◆ **Goal**: Gather, from the data below, each line in which the word "than" occurs.
——————
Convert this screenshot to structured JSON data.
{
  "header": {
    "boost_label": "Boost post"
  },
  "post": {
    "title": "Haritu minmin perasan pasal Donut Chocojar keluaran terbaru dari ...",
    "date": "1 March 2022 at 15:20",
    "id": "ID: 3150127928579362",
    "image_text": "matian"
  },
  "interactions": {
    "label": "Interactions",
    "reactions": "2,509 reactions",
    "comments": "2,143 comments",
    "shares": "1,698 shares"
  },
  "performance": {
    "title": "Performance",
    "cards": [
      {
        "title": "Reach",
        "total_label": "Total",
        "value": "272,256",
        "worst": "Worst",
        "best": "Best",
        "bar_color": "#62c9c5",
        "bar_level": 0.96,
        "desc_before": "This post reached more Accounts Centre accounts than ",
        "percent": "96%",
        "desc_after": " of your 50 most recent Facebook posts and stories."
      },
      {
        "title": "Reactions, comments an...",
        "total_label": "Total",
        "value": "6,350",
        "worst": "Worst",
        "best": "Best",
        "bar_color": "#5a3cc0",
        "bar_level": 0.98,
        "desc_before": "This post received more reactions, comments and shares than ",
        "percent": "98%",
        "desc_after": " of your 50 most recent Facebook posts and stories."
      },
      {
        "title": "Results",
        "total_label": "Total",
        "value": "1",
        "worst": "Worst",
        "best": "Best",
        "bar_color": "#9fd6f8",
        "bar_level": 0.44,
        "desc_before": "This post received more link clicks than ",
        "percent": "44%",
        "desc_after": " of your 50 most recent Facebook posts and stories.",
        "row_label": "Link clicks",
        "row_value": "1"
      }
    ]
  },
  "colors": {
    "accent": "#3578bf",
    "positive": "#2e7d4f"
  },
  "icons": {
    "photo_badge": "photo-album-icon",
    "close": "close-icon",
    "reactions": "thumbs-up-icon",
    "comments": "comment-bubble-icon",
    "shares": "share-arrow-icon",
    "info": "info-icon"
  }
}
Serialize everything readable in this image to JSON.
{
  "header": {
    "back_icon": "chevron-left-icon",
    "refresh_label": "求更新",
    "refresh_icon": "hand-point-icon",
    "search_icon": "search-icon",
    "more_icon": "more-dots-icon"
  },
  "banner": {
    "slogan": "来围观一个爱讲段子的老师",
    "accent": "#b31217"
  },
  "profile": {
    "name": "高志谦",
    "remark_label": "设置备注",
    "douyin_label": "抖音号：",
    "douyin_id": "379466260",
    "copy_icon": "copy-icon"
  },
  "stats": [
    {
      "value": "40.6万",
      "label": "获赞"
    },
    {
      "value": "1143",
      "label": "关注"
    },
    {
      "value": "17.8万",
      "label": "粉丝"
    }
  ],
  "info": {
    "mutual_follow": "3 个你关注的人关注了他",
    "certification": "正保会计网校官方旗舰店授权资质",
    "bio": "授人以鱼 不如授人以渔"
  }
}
——————
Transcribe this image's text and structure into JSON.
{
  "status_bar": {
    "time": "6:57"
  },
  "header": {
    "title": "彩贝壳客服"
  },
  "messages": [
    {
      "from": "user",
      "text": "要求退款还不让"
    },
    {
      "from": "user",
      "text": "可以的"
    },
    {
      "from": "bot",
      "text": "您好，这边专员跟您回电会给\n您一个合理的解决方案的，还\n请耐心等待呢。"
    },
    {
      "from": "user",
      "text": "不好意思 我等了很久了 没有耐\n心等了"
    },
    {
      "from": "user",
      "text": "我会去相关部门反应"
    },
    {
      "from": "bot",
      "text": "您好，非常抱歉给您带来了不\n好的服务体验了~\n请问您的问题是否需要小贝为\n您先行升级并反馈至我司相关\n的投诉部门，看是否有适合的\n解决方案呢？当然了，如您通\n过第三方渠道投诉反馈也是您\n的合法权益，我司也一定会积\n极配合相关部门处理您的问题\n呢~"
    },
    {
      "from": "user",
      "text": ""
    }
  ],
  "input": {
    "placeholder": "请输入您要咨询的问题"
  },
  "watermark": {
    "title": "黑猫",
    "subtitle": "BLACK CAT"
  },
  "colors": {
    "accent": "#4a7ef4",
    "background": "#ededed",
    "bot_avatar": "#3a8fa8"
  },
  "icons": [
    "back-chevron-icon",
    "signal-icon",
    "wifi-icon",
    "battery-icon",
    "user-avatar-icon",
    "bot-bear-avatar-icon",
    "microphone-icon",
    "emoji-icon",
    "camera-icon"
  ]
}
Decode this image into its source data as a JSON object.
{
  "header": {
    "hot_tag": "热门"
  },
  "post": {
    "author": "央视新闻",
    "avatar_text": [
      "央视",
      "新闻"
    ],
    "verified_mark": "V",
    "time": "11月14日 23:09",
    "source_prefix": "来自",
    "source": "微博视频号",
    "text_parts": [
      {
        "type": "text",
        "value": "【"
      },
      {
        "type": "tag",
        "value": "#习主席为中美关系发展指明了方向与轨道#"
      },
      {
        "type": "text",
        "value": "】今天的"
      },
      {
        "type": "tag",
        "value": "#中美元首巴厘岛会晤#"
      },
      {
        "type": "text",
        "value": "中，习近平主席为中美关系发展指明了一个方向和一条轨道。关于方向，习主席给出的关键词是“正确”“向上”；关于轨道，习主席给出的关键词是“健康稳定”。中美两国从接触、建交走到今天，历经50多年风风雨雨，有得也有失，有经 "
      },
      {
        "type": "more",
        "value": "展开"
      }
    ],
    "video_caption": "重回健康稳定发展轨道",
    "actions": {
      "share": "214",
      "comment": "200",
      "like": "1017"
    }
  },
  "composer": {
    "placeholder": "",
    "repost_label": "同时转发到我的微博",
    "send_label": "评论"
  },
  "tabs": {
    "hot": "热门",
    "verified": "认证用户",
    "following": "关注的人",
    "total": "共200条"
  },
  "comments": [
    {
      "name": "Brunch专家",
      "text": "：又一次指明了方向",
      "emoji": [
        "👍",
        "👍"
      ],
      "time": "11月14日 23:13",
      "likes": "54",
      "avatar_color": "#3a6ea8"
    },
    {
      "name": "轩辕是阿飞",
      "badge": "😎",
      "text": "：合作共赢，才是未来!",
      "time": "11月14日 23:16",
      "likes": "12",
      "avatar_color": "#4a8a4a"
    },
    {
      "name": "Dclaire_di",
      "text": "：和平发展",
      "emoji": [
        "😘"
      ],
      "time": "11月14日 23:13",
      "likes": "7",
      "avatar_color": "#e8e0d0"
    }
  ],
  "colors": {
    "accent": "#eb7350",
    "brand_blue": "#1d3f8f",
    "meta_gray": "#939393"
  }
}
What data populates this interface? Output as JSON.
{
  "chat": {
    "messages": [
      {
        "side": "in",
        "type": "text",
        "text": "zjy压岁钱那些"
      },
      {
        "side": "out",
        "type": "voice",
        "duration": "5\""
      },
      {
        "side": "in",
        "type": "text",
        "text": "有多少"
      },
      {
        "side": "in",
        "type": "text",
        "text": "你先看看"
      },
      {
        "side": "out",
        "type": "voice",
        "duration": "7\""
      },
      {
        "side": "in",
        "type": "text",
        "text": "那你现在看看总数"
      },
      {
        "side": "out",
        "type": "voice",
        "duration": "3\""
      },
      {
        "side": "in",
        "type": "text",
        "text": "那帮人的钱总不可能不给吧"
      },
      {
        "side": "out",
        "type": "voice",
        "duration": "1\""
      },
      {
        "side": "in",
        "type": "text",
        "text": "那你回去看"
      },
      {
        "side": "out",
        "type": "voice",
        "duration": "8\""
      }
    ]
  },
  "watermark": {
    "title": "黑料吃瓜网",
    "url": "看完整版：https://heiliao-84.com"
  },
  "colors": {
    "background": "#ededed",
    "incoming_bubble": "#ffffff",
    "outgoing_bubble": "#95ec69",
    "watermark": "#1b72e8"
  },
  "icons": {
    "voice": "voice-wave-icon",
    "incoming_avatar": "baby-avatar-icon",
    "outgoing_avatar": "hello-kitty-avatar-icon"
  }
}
——————
◆ **Task result**:
        "desc_before": "This post reached more Accounts Centre accounts than ",
        "desc_before": "This post received more reactions, comments and shares than ",
        "desc_before": "This post received more link clicks than ",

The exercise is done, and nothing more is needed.